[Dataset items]
● ● ● ● ●
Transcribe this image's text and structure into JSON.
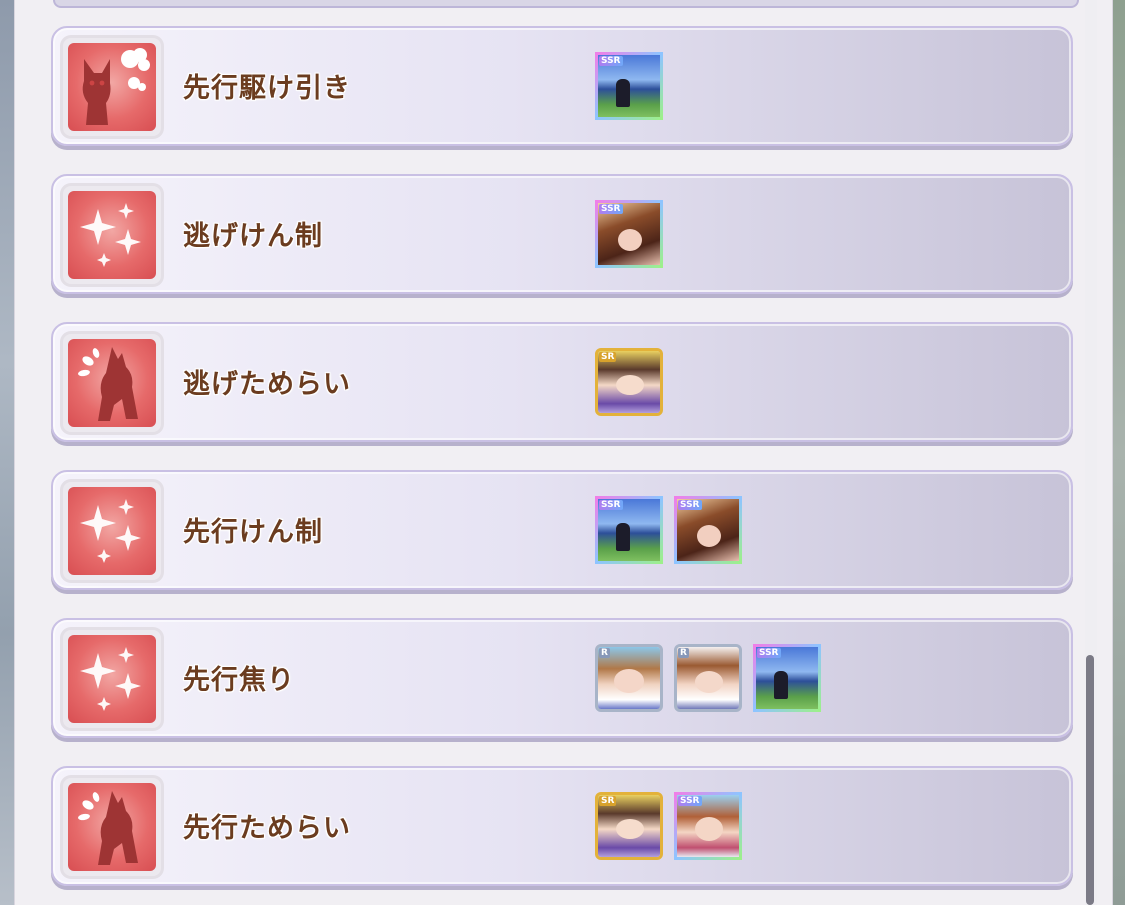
{
  "skills": [
    {
      "name": "先行駆け引き",
      "icon": "horse-puffing-icon",
      "cards": [
        {
          "rarity": "SSR",
          "art": "stadium"
        }
      ]
    },
    {
      "name": "逃げけん制",
      "icon": "sparkle-icon",
      "cards": [
        {
          "rarity": "SSR",
          "art": "brown"
        }
      ]
    },
    {
      "name": "逃げためらい",
      "icon": "horse-sweat-icon",
      "cards": [
        {
          "rarity": "SR",
          "art": "sr"
        }
      ]
    },
    {
      "name": "先行けん制",
      "icon": "sparkle-icon",
      "cards": [
        {
          "rarity": "SSR",
          "art": "stadium"
        },
        {
          "rarity": "SSR",
          "art": "brown"
        }
      ]
    },
    {
      "name": "先行焦り",
      "icon": "sparkle-icon",
      "cards": [
        {
          "rarity": "R",
          "art": "r1"
        },
        {
          "rarity": "R",
          "art": "r2"
        },
        {
          "rarity": "SSR",
          "art": "stadium"
        }
      ]
    },
    {
      "name": "先行ためらい",
      "icon": "horse-sweat-icon",
      "cards": [
        {
          "rarity": "SR",
          "art": "sr"
        },
        {
          "rarity": "SSR",
          "art": "ssr2"
        }
      ]
    }
  ]
}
● ● ● ● ●
→ Stated goal
Within the records above, how many lines include the word "name"? State the number by itself.

→ Solved problem
6